**Stated task**
Leave out the pictures and repeat the data exactly.

**Data shown**
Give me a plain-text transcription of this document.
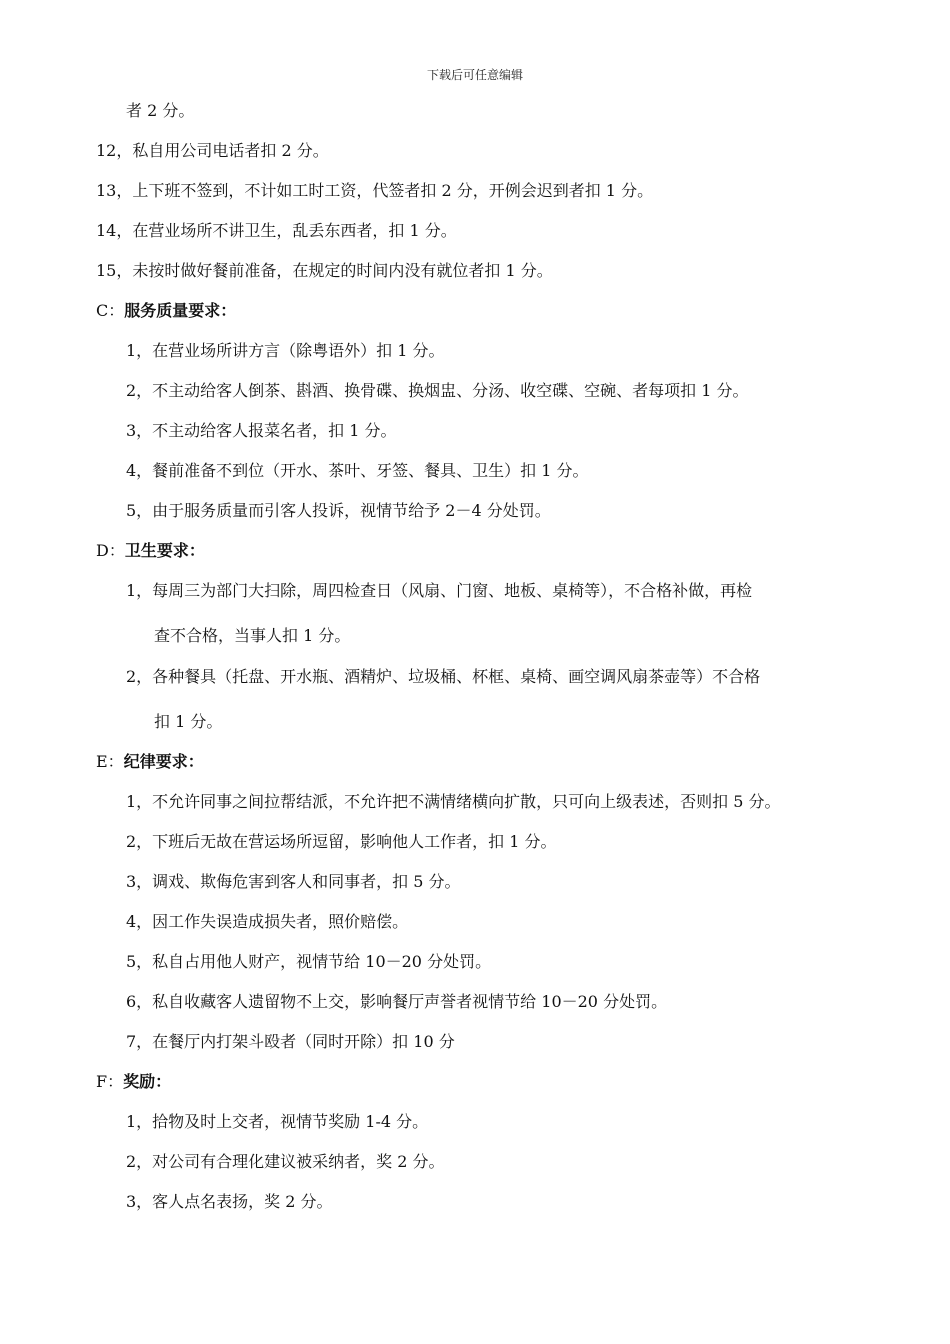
下载后可任意编辑
者 2 分。
12，私自用公司电话者扣 2 分。
13，上下班不签到，不计如工时工资，代签者扣 2 分，开例会迟到者扣 1 分。
14，在营业场所不讲卫生，乱丢东西者，扣 1 分。
15，未按时做好餐前准备，在规定的时间内没有就位者扣 1 分。
C：服务质量要求：
1，在营业场所讲方言（除粤语外）扣 1 分。
2，不主动给客人倒茶、斟酒、换骨碟、换烟盅、分汤、收空碟、空碗、者每项扣 1 分。
3，不主动给客人报菜名者，扣 1 分。
4，餐前准备不到位（开水、茶叶、牙签、餐具、卫生）扣 1 分。
5，由于服务质量而引客人投诉，视情节给予 2－4 分处罚。
D：卫生要求：
1，每周三为部门大扫除，周四检查日（风扇、门窗、地板、桌椅等），不合格补做，再检
查不合格，当事人扣 1 分。
2，各种餐具（托盘、开水瓶、酒精炉、垃圾桶、杯框、桌椅、画空调风扇茶壶等）不合格
扣 1 分。
E：纪律要求：
1，不允许同事之间拉帮结派，不允许把不满情绪横向扩散，只可向上级表述，否则扣 5 分。
2，下班后无故在营运场所逗留，影响他人工作者，扣 1 分。
3，调戏、欺侮危害到客人和同事者，扣 5 分。
4，因工作失误造成损失者，照价赔偿。
5，私自占用他人财产，视情节给 10－20 分处罚。
6，私自收藏客人遗留物不上交，影响餐厅声誉者视情节给 10－20 分处罚。
7，在餐厅内打架斗殴者（同时开除）扣 10 分
F：奖励：
1，拾物及时上交者，视情节奖励 1-4 分。
2，对公司有合理化建议被采纳者，奖 2 分。
3，客人点名表扬，奖 2 分。
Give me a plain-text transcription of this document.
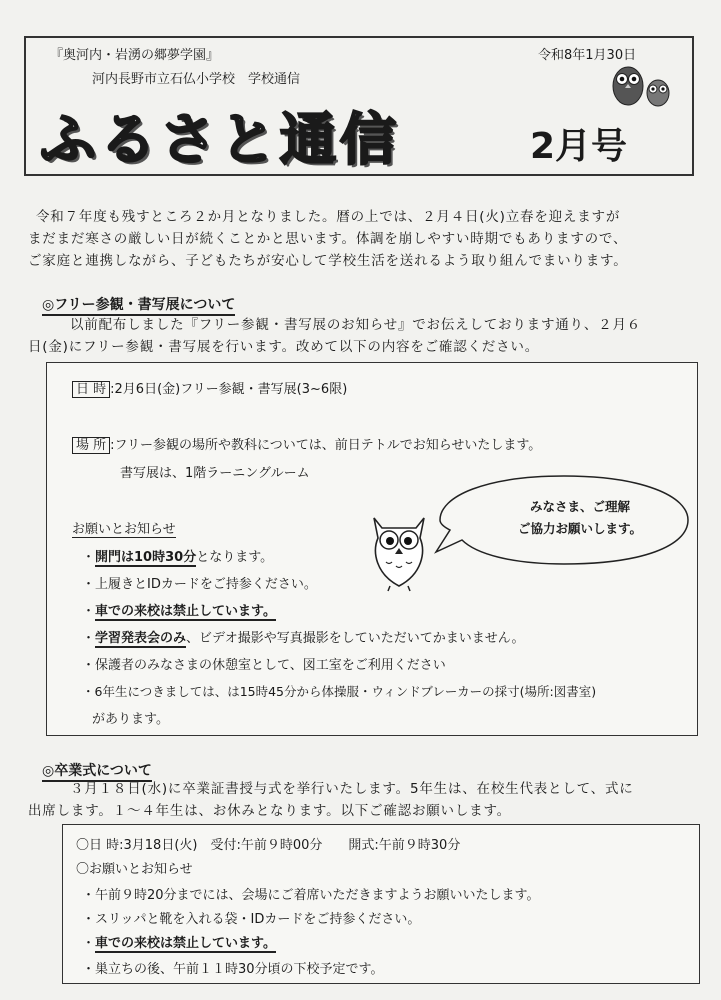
『奥河内・岩湧の郷夢学園』	令和8年1月30日
河内長野市立石仏小学校　学校通信
ふるさと通信	2月号
令和７年度も残すところ２か月となりました。暦の上では、２月４日(火)立春を迎えますが
まだまだ寒さの厳しい日が続くことかと思います。体調を崩しやすい時期でもありますので、
ご家庭と連携しながら、子どもたちが安心して学校生活を送れるよう取り組んでまいります。
◎フリー参観・書写展について
以前配布しました『フリー参観・書写展のお知らせ』でお伝えしております通り、２月６
日(金)にフリー参観・書写展を行います。改めて以下の内容をご確認ください。
日 時 :2月6日(金)フリー参観・書写展(3~6限)
場 所 :フリー参観の場所や教科については、前日テトルでお知らせいたします。
書写展は、1階ラーニングルーム
お願いとお知らせ
・開門は10時30分となります。
・上履きとIDカードをご持参ください。
・車での来校は禁止しています。
・学習発表会のみ、ビデオ撮影や写真撮影をしていただいてかまいません。
・保護者のみなさまの休憩室として、図工室をご利用ください
・6年生につきましては、は15時45分から体操服・ウィンドブレーカーの採寸(場所:図書室)
があります。
みなさま、ご理解
ご協力お願いします。
◎卒業式について
３月１８日(水)に卒業証書授与式を挙行いたします。5年生は、在校生代表として、式に
出席します。１～４年生は、お休みとなります。以下ご確認お願いします。
〇日 時:3月18日(火)　受付:午前９時00分　　開式:午前９時30分
〇お願いとお知らせ
・午前９時20分までには、会場にご着席いただきますようお願いいたします。
・スリッパと靴を入れる袋・IDカードをご持参ください。
・車での来校は禁止しています。
・巣立ちの後、午前１１時30分頃の下校予定です。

**Final result**
Give me a plain-text transcription of this document.
下载后可任意编辑
者 2 分。
12，私自用公司电话者扣 2 分。
13，上下班不签到，不计如工时工资，代签者扣 2 分，开例会迟到者扣 1 分。
14，在营业场所不讲卫生，乱丢东西者，扣 1 分。
15，未按时做好餐前准备，在规定的时间内没有就位者扣 1 分。
C：服务质量要求：
1，在营业场所讲方言（除粤语外）扣 1 分。
2，不主动给客人倒茶、斟酒、换骨碟、换烟盅、分汤、收空碟、空碗、者每项扣 1 分。
3，不主动给客人报菜名者，扣 1 分。
4，餐前准备不到位（开水、茶叶、牙签、餐具、卫生）扣 1 分。
5，由于服务质量而引客人投诉，视情节给予 2－4 分处罚。
D：卫生要求：
1，每周三为部门大扫除，周四检查日（风扇、门窗、地板、桌椅等），不合格补做，再检
查不合格，当事人扣 1 分。
2，各种餐具（托盘、开水瓶、酒精炉、垃圾桶、杯框、桌椅、画空调风扇茶壶等）不合格
扣 1 分。
E：纪律要求：
1，不允许同事之间拉帮结派，不允许把不满情绪横向扩散，只可向上级表述，否则扣 5 分。
2，下班后无故在营运场所逗留，影响他人工作者，扣 1 分。
3，调戏、欺侮危害到客人和同事者，扣 5 分。
4，因工作失误造成损失者，照价赔偿。
5，私自占用他人财产，视情节给 10－20 分处罚。
6，私自收藏客人遗留物不上交，影响餐厅声誉者视情节给 10－20 分处罚。
7，在餐厅内打架斗殴者（同时开除）扣 10 分
F：奖励：
1，拾物及时上交者，视情节奖励 1-4 分。
2，对公司有合理化建议被采纳者，奖 2 分。
3，客人点名表扬，奖 2 分。
Give me a plain-text transcription of this document.
『奥河内・岩湧の郷夢学園』	令和8年1月30日
河内長野市立石仏小学校　学校通信
ふるさと通信	2月号
令和７年度も残すところ２か月となりました。暦の上では、２月４日(火)立春を迎えますが
まだまだ寒さの厳しい日が続くことかと思います。体調を崩しやすい時期でもありますので、
ご家庭と連携しながら、子どもたちが安心して学校生活を送れるよう取り組んでまいります。
◎フリー参観・書写展について
以前配布しました『フリー参観・書写展のお知らせ』でお伝えしております通り、２月６
日(金)にフリー参観・書写展を行います。改めて以下の内容をご確認ください。
日 時 :2月6日(金)フリー参観・書写展(3~6限)
場 所 :フリー参観の場所や教科については、前日テトルでお知らせいたします。
書写展は、1階ラーニングルーム
お願いとお知らせ
・開門は10時30分となります。
・上履きとIDカードをご持参ください。
・車での来校は禁止しています。
・学習発表会のみ、ビデオ撮影や写真撮影をしていただいてかまいません。
・保護者のみなさまの休憩室として、図工室をご利用ください
・6年生につきましては、は15時45分から体操服・ウィンドブレーカーの採寸(場所:図書室)
があります。
みなさま、ご理解
ご協力お願いします。
◎卒業式について
３月１８日(水)に卒業証書授与式を挙行いたします。5年生は、在校生代表として、式に
出席します。１～４年生は、お休みとなります。以下ご確認お願いします。
〇日 時:3月18日(火)　受付:午前９時00分　　開式:午前９時30分
〇お願いとお知らせ
・午前９時20分までには、会場にご着席いただきますようお願いいたします。
・スリッパと靴を入れる袋・IDカードをご持参ください。
・車での来校は禁止しています。
・巣立ちの後、午前１１時30分頃の下校予定です。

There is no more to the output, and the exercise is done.